_Stated goal_. Leave out the pictures and repeat every record exactly.

Exercise data start

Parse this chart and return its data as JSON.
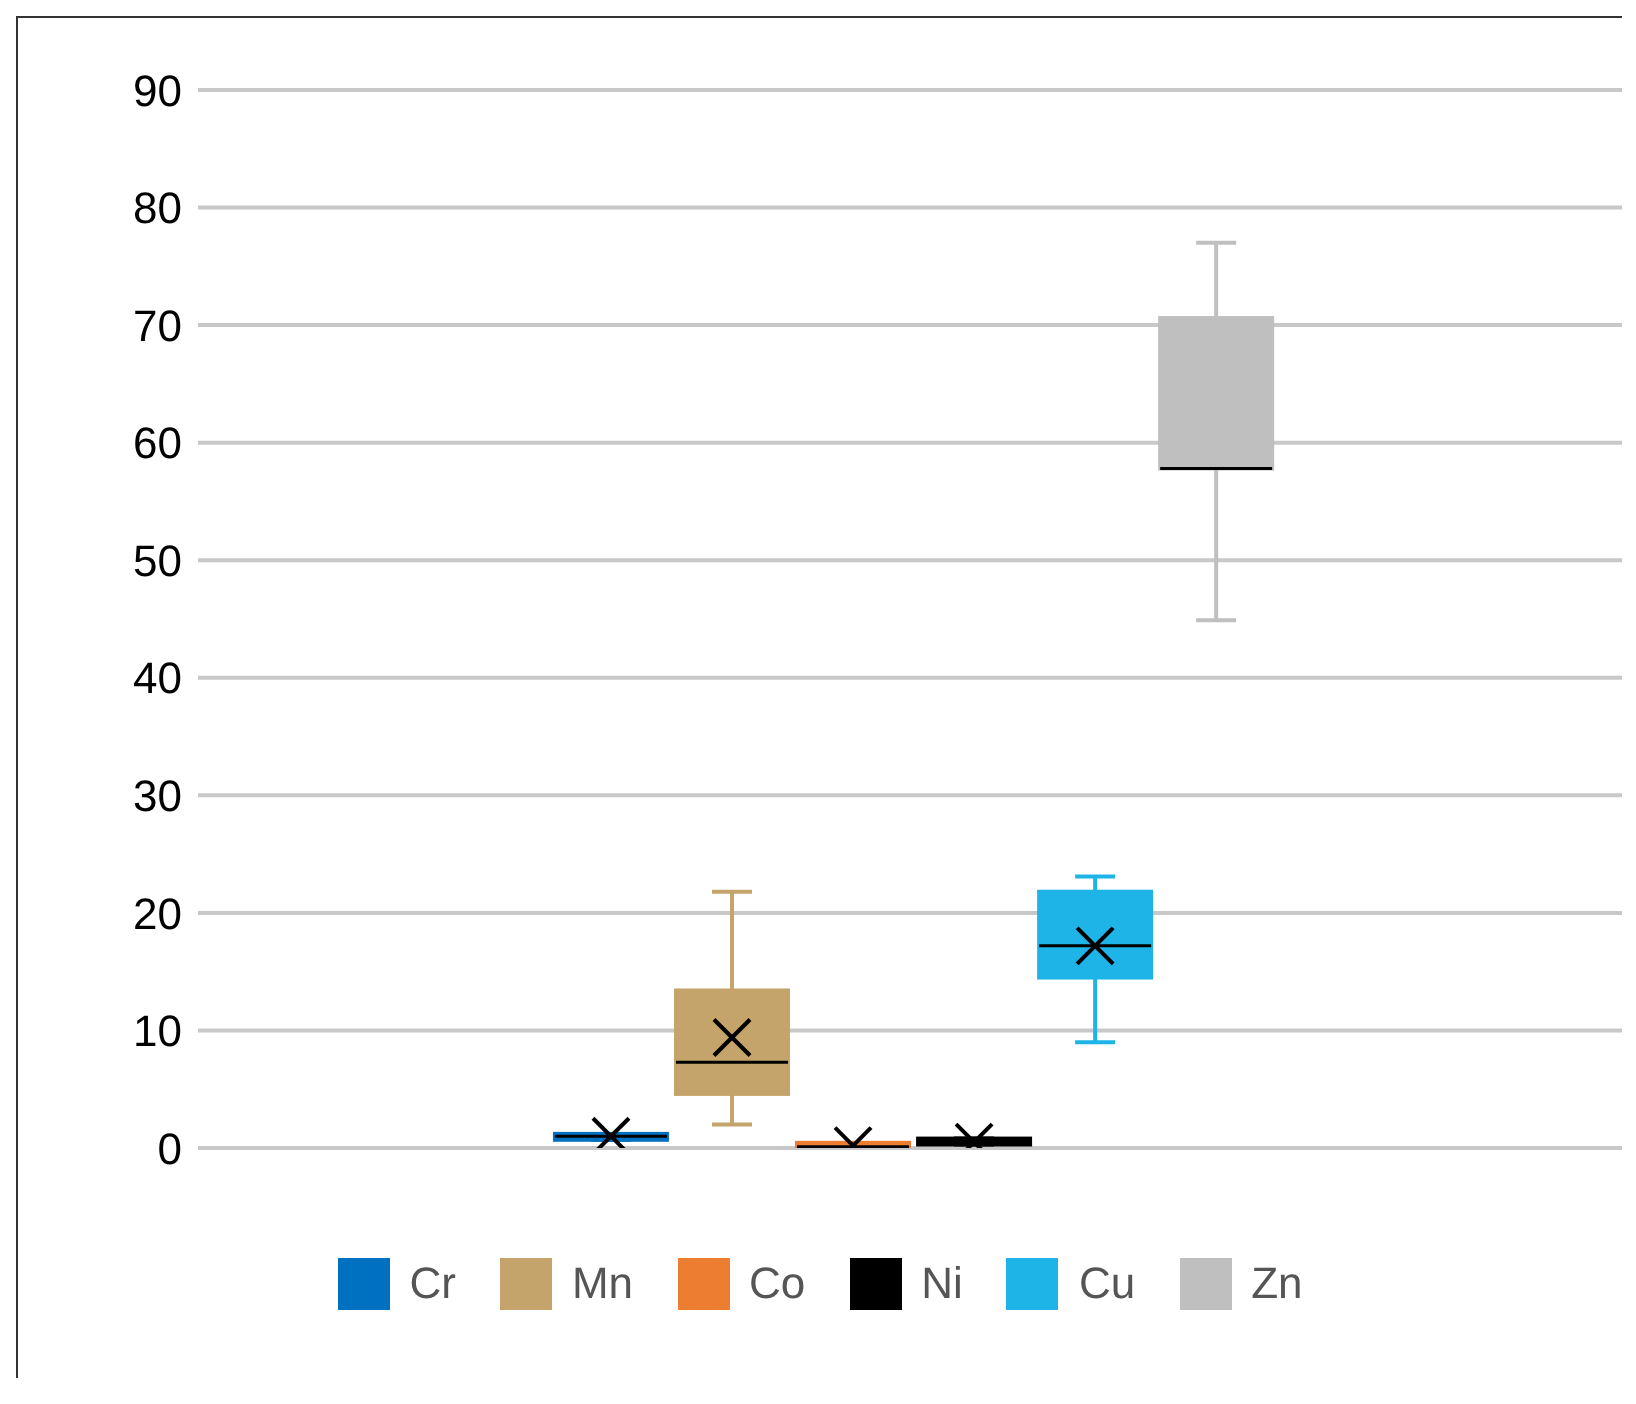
{
  "chart_data": {
    "type": "box",
    "categories": [
      null
    ],
    "series": [
      {
        "name": "Cr",
        "color": "#0070c0",
        "boxes": [
          {
            "low": 0.7,
            "q1": 0.7,
            "median": 1.0,
            "q3": 1.2,
            "high": 1.2,
            "mean": 1.0
          }
        ]
      },
      {
        "name": "Mn",
        "color": "#c4a46a",
        "boxes": [
          {
            "low": 2.0,
            "q1": 4.6,
            "median": 7.3,
            "q3": 13.4,
            "high": 21.8,
            "mean": 9.4
          }
        ]
      },
      {
        "name": "Co",
        "color": "#ed7d31",
        "boxes": [
          {
            "low": 0.1,
            "q1": 0.1,
            "median": 0.1,
            "q3": 0.1,
            "high": 0.1,
            "mean": 0.2
          }
        ]
      },
      {
        "name": "Ni",
        "color": "#000000",
        "boxes": [
          {
            "low": 0.3,
            "q1": 0.3,
            "median": 0.5,
            "q3": 0.8,
            "high": 0.8,
            "mean": 0.5
          }
        ]
      },
      {
        "name": "Cu",
        "color": "#1fb4e8",
        "boxes": [
          {
            "low": 9.0,
            "q1": 14.5,
            "median": 17.2,
            "q3": 21.8,
            "high": 23.1,
            "mean": 17.2
          }
        ]
      },
      {
        "name": "Zn",
        "color": "#bfbfbf",
        "boxes": [
          {
            "low": 44.9,
            "q1": 57.8,
            "median": 57.8,
            "q3": 70.6,
            "high": 77.0
          }
        ]
      }
    ],
    "ylim": [
      0,
      90
    ],
    "yticks": [
      0,
      10,
      20,
      30,
      40,
      50,
      60,
      70,
      80,
      90
    ],
    "grid": "y",
    "legend": "bottom"
  }
}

Exercise data end

_Full response_.
Parse this chart and return its data as JSON.
{
  "chart_data": {
    "type": "box",
    "categories": [
      null
    ],
    "series": [
      {
        "name": "Cr",
        "color": "#0070c0",
        "boxes": [
          {
            "low": 0.7,
            "q1": 0.7,
            "median": 1.0,
            "q3": 1.2,
            "high": 1.2,
            "mean": 1.0
          }
        ]
      },
      {
        "name": "Mn",
        "color": "#c4a46a",
        "boxes": [
          {
            "low": 2.0,
            "q1": 4.6,
            "median": 7.3,
            "q3": 13.4,
            "high": 21.8,
            "mean": 9.4
          }
        ]
      },
      {
        "name": "Co",
        "color": "#ed7d31",
        "boxes": [
          {
            "low": 0.1,
            "q1": 0.1,
            "median": 0.1,
            "q3": 0.1,
            "high": 0.1,
            "mean": 0.2
          }
        ]
      },
      {
        "name": "Ni",
        "color": "#000000",
        "boxes": [
          {
            "low": 0.3,
            "q1": 0.3,
            "median": 0.5,
            "q3": 0.8,
            "high": 0.8,
            "mean": 0.5
          }
        ]
      },
      {
        "name": "Cu",
        "color": "#1fb4e8",
        "boxes": [
          {
            "low": 9.0,
            "q1": 14.5,
            "median": 17.2,
            "q3": 21.8,
            "high": 23.1,
            "mean": 17.2
          }
        ]
      },
      {
        "name": "Zn",
        "color": "#bfbfbf",
        "boxes": [
          {
            "low": 44.9,
            "q1": 57.8,
            "median": 57.8,
            "q3": 70.6,
            "high": 77.0
          }
        ]
      }
    ],
    "ylim": [
      0,
      90
    ],
    "yticks": [
      0,
      10,
      20,
      30,
      40,
      50,
      60,
      70,
      80,
      90
    ],
    "grid": "y",
    "legend": "bottom"
  }
}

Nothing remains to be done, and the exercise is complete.